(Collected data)
.....
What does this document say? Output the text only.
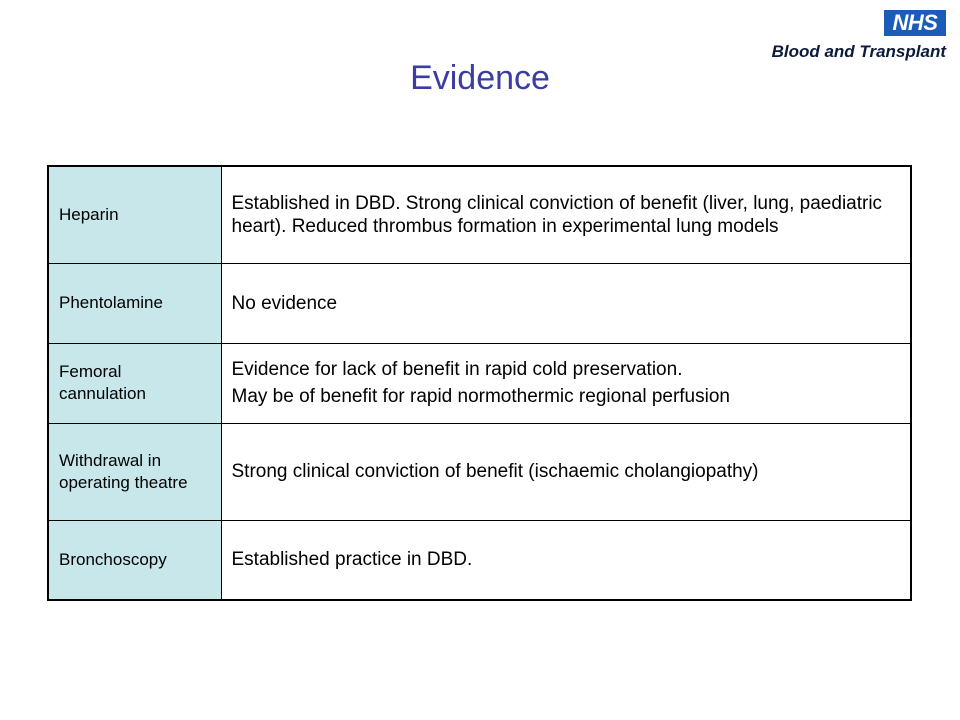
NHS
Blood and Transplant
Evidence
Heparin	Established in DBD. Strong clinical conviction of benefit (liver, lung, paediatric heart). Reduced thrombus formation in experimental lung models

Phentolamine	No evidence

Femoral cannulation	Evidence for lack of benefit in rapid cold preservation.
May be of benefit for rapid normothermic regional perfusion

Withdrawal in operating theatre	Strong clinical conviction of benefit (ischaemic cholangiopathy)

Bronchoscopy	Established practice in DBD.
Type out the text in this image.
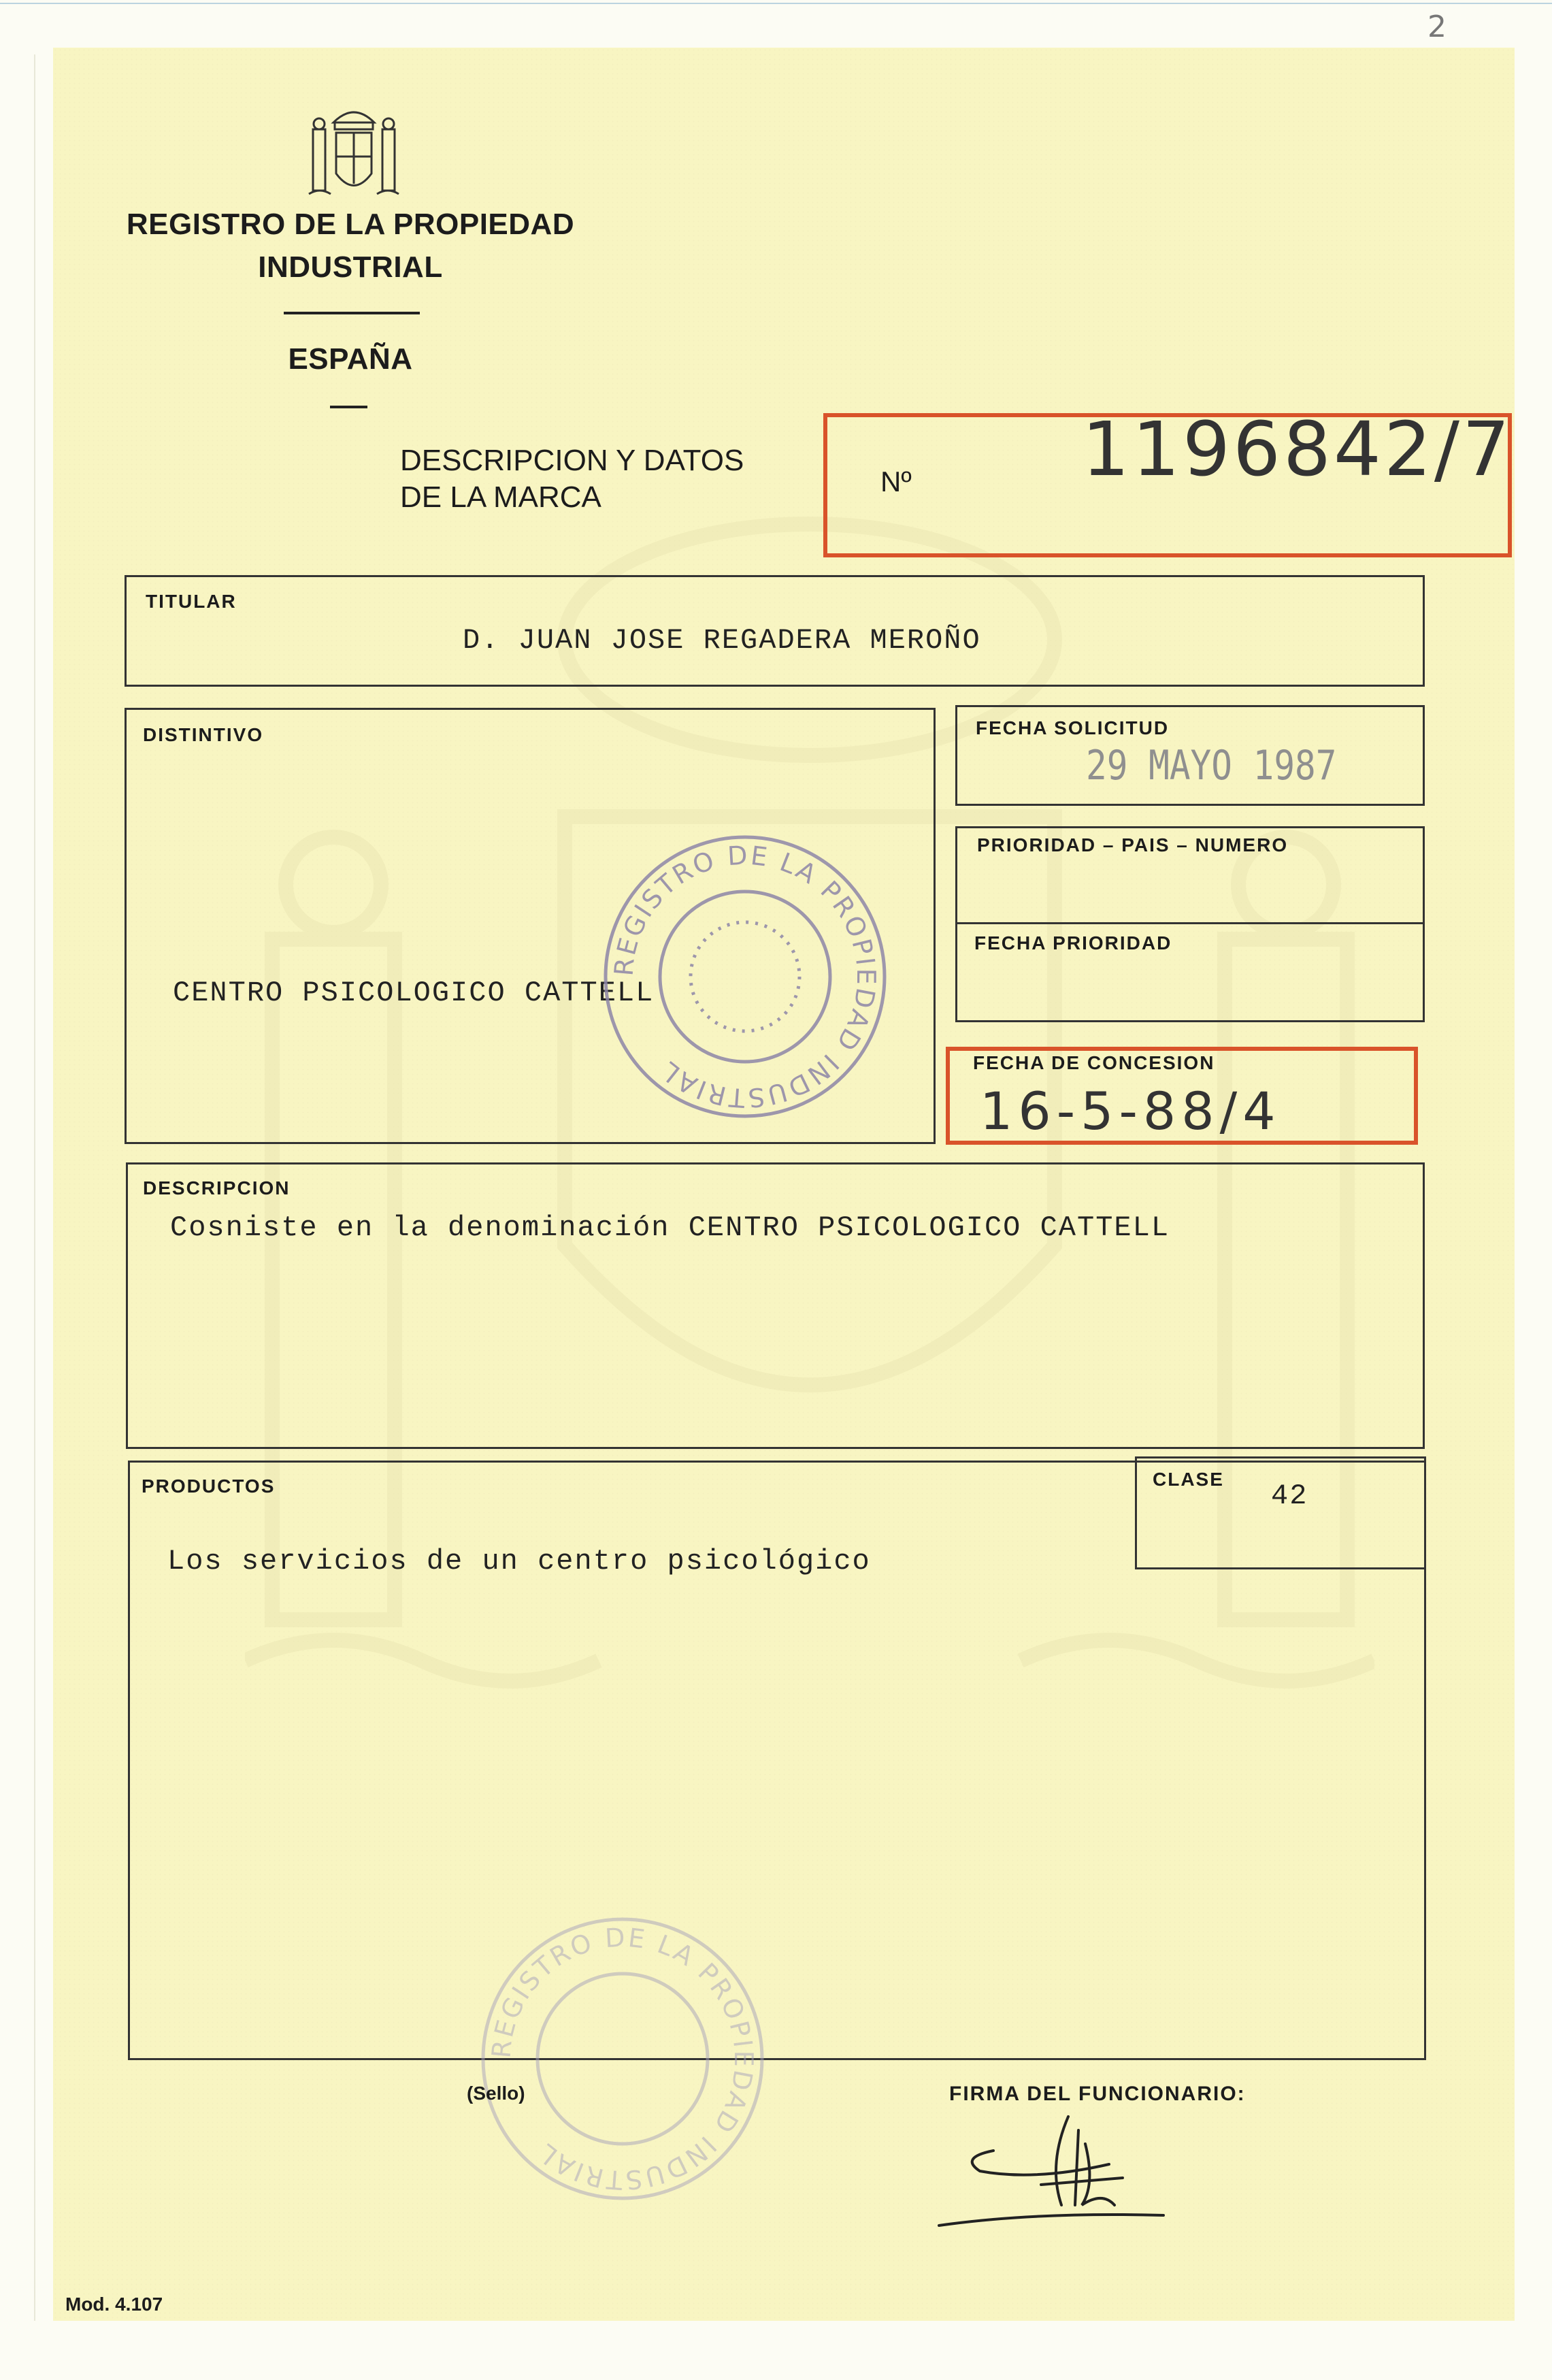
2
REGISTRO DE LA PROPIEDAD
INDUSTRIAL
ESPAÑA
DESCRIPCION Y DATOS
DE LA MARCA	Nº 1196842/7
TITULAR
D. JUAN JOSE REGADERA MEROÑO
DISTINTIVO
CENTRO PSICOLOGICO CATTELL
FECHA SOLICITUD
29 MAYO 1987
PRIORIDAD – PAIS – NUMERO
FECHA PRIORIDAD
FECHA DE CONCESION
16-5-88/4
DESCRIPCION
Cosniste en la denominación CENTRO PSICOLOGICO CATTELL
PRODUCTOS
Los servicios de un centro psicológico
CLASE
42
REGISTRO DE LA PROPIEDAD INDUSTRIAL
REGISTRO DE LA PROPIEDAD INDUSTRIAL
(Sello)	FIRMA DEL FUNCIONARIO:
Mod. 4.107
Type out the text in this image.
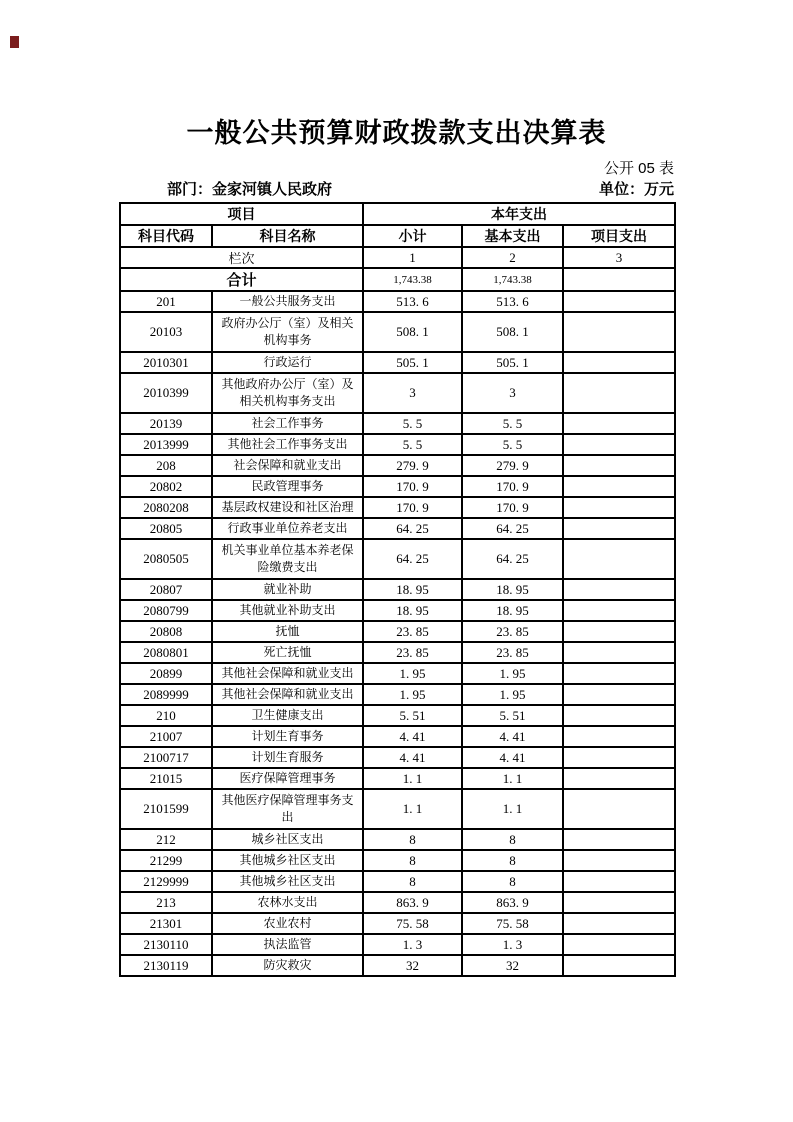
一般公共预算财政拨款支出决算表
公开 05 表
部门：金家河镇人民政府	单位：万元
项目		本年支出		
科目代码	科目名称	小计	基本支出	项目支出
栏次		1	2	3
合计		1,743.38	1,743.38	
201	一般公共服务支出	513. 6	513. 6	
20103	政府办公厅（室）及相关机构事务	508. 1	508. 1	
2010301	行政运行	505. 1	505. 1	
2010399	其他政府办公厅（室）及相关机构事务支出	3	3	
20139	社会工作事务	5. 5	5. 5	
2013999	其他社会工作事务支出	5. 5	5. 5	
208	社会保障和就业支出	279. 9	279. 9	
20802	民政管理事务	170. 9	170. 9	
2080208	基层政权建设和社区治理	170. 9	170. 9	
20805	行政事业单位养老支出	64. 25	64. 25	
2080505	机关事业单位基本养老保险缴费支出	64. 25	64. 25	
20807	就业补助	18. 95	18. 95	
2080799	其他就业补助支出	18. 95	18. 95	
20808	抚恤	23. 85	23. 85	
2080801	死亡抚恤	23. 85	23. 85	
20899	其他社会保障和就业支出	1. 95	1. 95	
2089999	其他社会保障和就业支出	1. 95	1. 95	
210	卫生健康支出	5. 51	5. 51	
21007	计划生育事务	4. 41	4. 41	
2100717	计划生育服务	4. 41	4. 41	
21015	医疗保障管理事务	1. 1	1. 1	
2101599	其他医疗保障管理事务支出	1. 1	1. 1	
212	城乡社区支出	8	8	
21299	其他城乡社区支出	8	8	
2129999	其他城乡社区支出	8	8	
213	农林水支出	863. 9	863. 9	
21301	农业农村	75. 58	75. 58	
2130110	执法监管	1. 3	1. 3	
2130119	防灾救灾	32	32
.....
Repeat everything in the records precisely. Images are excluded from the copy.

What does this document say? Output the text only.
NHS
Blood and Transplant
Evidence
Heparin	Established in DBD. Strong clinical conviction of benefit (liver, lung, paediatric heart). Reduced thrombus formation in experimental lung models

Phentolamine	No evidence

Femoral cannulation	Evidence for lack of benefit in rapid cold preservation.
May be of benefit for rapid normothermic regional perfusion

Withdrawal in operating theatre	Strong clinical conviction of benefit (ischaemic cholangiopathy)

Bronchoscopy	Established practice in DBD.
Type out the text in this image.
2
REGISTRO DE LA PROPIEDAD
INDUSTRIAL
ESPAÑA
DESCRIPCION Y DATOS
DE LA MARCA	Nº 1196842/7
TITULAR
D. JUAN JOSE REGADERA MEROÑO
DISTINTIVO
CENTRO PSICOLOGICO CATTELL
FECHA SOLICITUD
29 MAYO 1987
PRIORIDAD – PAIS – NUMERO
FECHA PRIORIDAD
FECHA DE CONCESION
16-5-88/4
DESCRIPCION
Cosniste en la denominación CENTRO PSICOLOGICO CATTELL
PRODUCTOS
Los servicios de un centro psicológico
CLASE
42
REGISTRO DE LA PROPIEDAD INDUSTRIAL
REGISTRO DE LA PROPIEDAD INDUSTRIAL
(Sello)	FIRMA DEL FUNCIONARIO:
Mod. 4.107
Type out the text in this image.
一般公共预算财政拨款支出决算表
公开 05 表
部门：金家河镇人民政府	单位：万元
项目		本年支出		
科目代码	科目名称	小计	基本支出	项目支出
栏次		1	2	3
合计		1,743.38	1,743.38	
201	一般公共服务支出	513. 6	513. 6	
20103	政府办公厅（室）及相关机构事务	508. 1	508. 1	
2010301	行政运行	505. 1	505. 1	
2010399	其他政府办公厅（室）及相关机构事务支出	3	3	
20139	社会工作事务	5. 5	5. 5	
2013999	其他社会工作事务支出	5. 5	5. 5	
208	社会保障和就业支出	279. 9	279. 9	
20802	民政管理事务	170. 9	170. 9	
2080208	基层政权建设和社区治理	170. 9	170. 9	
20805	行政事业单位养老支出	64. 25	64. 25	
2080505	机关事业单位基本养老保险缴费支出	64. 25	64. 25	
20807	就业补助	18. 95	18. 95	
2080799	其他就业补助支出	18. 95	18. 95	
20808	抚恤	23. 85	23. 85	
2080801	死亡抚恤	23. 85	23. 85	
20899	其他社会保障和就业支出	1. 95	1. 95	
2089999	其他社会保障和就业支出	1. 95	1. 95	
210	卫生健康支出	5. 51	5. 51	
21007	计划生育事务	4. 41	4. 41	
2100717	计划生育服务	4. 41	4. 41	
21015	医疗保障管理事务	1. 1	1. 1	
2101599	其他医疗保障管理事务支出	1. 1	1. 1	
212	城乡社区支出	8	8	
21299	其他城乡社区支出	8	8	
2129999	其他城乡社区支出	8	8	
213	农林水支出	863. 9	863. 9	
21301	农业农村	75. 58	75. 58	
2130110	执法监管	1. 3	1. 3	
2130119	防灾救灾	32	32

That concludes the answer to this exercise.